Dataset entries:

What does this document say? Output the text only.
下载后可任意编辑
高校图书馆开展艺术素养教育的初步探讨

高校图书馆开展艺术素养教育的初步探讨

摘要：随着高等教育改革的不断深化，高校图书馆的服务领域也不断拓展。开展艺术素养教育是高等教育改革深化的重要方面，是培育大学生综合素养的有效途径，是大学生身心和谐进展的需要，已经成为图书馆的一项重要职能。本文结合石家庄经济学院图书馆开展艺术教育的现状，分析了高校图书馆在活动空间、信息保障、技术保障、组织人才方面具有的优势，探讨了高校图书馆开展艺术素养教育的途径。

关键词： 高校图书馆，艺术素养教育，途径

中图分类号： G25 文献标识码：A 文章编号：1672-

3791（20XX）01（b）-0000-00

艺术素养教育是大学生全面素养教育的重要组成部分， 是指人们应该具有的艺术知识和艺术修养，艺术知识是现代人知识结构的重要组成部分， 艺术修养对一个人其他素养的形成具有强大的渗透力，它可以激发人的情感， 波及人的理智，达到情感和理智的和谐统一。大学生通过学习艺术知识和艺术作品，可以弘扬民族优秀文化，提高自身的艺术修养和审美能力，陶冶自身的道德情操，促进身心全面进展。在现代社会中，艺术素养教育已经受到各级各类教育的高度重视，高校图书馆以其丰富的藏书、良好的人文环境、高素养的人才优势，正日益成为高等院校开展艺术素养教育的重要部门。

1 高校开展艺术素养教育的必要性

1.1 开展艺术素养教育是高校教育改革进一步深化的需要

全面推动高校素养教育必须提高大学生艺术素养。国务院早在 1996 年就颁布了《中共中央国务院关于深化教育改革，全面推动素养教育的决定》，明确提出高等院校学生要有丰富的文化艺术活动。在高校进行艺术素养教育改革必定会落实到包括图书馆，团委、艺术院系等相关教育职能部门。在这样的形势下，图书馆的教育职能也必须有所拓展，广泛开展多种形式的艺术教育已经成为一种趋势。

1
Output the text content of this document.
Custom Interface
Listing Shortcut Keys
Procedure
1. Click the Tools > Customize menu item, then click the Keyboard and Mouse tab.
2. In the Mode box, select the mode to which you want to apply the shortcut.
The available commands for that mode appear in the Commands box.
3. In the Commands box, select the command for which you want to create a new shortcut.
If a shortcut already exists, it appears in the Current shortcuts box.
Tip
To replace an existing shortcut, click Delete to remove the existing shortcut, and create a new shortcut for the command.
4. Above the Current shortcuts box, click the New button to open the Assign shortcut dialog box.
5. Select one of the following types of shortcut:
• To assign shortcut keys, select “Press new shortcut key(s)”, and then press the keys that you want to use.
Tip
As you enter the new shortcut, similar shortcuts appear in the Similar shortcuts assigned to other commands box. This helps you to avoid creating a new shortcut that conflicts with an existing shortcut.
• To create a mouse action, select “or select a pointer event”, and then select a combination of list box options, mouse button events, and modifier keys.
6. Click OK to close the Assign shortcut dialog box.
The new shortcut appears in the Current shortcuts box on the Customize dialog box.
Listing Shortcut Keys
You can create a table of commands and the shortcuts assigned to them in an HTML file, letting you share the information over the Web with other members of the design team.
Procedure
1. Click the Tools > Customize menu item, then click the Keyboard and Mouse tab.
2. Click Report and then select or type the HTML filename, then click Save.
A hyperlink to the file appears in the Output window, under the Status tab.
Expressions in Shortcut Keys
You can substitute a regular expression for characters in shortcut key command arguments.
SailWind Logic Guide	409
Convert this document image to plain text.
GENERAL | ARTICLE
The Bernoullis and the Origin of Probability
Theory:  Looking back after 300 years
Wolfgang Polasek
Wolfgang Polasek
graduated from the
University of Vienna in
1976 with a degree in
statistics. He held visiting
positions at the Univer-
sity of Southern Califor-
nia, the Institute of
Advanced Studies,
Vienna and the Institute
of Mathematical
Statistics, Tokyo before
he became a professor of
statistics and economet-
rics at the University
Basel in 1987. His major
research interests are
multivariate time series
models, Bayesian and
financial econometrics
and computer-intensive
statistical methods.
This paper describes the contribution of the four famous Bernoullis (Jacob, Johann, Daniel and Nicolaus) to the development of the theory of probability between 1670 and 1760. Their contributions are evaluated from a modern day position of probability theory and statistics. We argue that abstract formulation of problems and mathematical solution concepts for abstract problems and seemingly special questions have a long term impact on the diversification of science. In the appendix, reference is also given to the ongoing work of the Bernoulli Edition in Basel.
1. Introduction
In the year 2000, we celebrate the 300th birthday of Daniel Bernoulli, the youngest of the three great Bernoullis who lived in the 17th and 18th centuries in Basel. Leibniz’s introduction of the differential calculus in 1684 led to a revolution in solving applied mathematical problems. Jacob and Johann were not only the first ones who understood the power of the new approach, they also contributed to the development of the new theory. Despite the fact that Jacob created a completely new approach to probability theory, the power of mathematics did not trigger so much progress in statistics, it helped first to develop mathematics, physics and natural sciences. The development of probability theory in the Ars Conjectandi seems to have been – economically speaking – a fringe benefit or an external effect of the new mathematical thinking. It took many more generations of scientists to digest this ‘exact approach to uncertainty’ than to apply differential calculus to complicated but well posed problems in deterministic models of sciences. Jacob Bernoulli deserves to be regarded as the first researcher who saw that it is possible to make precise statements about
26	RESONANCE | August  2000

*Aim:* Please reproduce every line of the material word for word.

*Solution to this exercise:*
What does this document say? Output the text only.
下载后可任意编辑
高校图书馆开展艺术素养教育的初步探讨

高校图书馆开展艺术素养教育的初步探讨

摘要：随着高等教育改革的不断深化，高校图书馆的服务领域也不断拓展。开展艺术素养教育是高等教育改革深化的重要方面，是培育大学生综合素养的有效途径，是大学生身心和谐进展的需要，已经成为图书馆的一项重要职能。本文结合石家庄经济学院图书馆开展艺术教育的现状，分析了高校图书馆在活动空间、信息保障、技术保障、组织人才方面具有的优势，探讨了高校图书馆开展艺术素养教育的途径。

关键词： 高校图书馆，艺术素养教育，途径

中图分类号： G25 文献标识码：A 文章编号：1672-

3791（20XX）01（b）-0000-00

艺术素养教育是大学生全面素养教育的重要组成部分， 是指人们应该具有的艺术知识和艺术修养，艺术知识是现代人知识结构的重要组成部分， 艺术修养对一个人其他素养的形成具有强大的渗透力，它可以激发人的情感， 波及人的理智，达到情感和理智的和谐统一。大学生通过学习艺术知识和艺术作品，可以弘扬民族优秀文化，提高自身的艺术修养和审美能力，陶冶自身的道德情操，促进身心全面进展。在现代社会中，艺术素养教育已经受到各级各类教育的高度重视，高校图书馆以其丰富的藏书、良好的人文环境、高素养的人才优势，正日益成为高等院校开展艺术素养教育的重要部门。

1 高校开展艺术素养教育的必要性

1.1 开展艺术素养教育是高校教育改革进一步深化的需要

全面推动高校素养教育必须提高大学生艺术素养。国务院早在 1996 年就颁布了《中共中央国务院关于深化教育改革，全面推动素养教育的决定》，明确提出高等院校学生要有丰富的文化艺术活动。在高校进行艺术素养教育改革必定会落实到包括图书馆，团委、艺术院系等相关教育职能部门。在这样的形势下，图书馆的教育职能也必须有所拓展，广泛开展多种形式的艺术教育已经成为一种趋势。

1
Output the text content of this document.
Custom Interface
Listing Shortcut Keys
Procedure
1. Click the Tools > Customize menu item, then click the Keyboard and Mouse tab.
2. In the Mode box, select the mode to which you want to apply the shortcut.
The available commands for that mode appear in the Commands box.
3. In the Commands box, select the command for which you want to create a new shortcut.
If a shortcut already exists, it appears in the Current shortcuts box.
Tip
To replace an existing shortcut, click Delete to remove the existing shortcut, and create a new shortcut for the command.
4. Above the Current shortcuts box, click the New button to open the Assign shortcut dialog box.
5. Select one of the following types of shortcut:
• To assign shortcut keys, select “Press new shortcut key(s)”, and then press the keys that you want to use.
Tip
As you enter the new shortcut, similar shortcuts appear in the Similar shortcuts assigned to other commands box. This helps you to avoid creating a new shortcut that conflicts with an existing shortcut.
• To create a mouse action, select “or select a pointer event”, and then select a combination of list box options, mouse button events, and modifier keys.
6. Click OK to close the Assign shortcut dialog box.
The new shortcut appears in the Current shortcuts box on the Customize dialog box.
Listing Shortcut Keys
You can create a table of commands and the shortcuts assigned to them in an HTML file, letting you share the information over the Web with other members of the design team.
Procedure
1. Click the Tools > Customize menu item, then click the Keyboard and Mouse tab.
2. Click Report and then select or type the HTML filename, then click Save.
A hyperlink to the file appears in the Output window, under the Status tab.
Expressions in Shortcut Keys
You can substitute a regular expression for characters in shortcut key command arguments.
SailWind Logic Guide	409
Convert this document image to plain text.
GENERAL | ARTICLE
The Bernoullis and the Origin of Probability
Theory:  Looking back after 300 years
Wolfgang Polasek
Wolfgang Polasek
graduated from the
University of Vienna in
1976 with a degree in
statistics. He held visiting
positions at the Univer-
sity of Southern Califor-
nia, the Institute of
Advanced Studies,
Vienna and the Institute
of Mathematical
Statistics, Tokyo before
he became a professor of
statistics and economet-
rics at the University
Basel in 1987. His major
research interests are
multivariate time series
models, Bayesian and
financial econometrics
and computer-intensive
statistical methods.
This paper describes the contribution of the four famous Bernoullis (Jacob, Johann, Daniel and Nicolaus) to the development of the theory of probability between 1670 and 1760. Their contributions are evaluated from a modern day position of probability theory and statistics. We argue that abstract formulation of problems and mathematical solution concepts for abstract problems and seemingly special questions have a long term impact on the diversification of science. In the appendix, reference is also given to the ongoing work of the Bernoulli Edition in Basel.
1. Introduction
In the year 2000, we celebrate the 300th birthday of Daniel Bernoulli, the youngest of the three great Bernoullis who lived in the 17th and 18th centuries in Basel. Leibniz’s introduction of the differential calculus in 1684 led to a revolution in solving applied mathematical problems. Jacob and Johann were not only the first ones who understood the power of the new approach, they also contributed to the development of the new theory. Despite the fact that Jacob created a completely new approach to probability theory, the power of mathematics did not trigger so much progress in statistics, it helped first to develop mathematics, physics and natural sciences. The development of probability theory in the Ars Conjectandi seems to have been – economically speaking – a fringe benefit or an external effect of the new mathematical thinking. It took many more generations of scientists to digest this ‘exact approach to uncertainty’ than to apply differential calculus to complicated but well posed problems in deterministic models of sciences. Jacob Bernoulli deserves to be regarded as the first researcher who saw that it is possible to make precise statements about
26	RESONANCE | August  2000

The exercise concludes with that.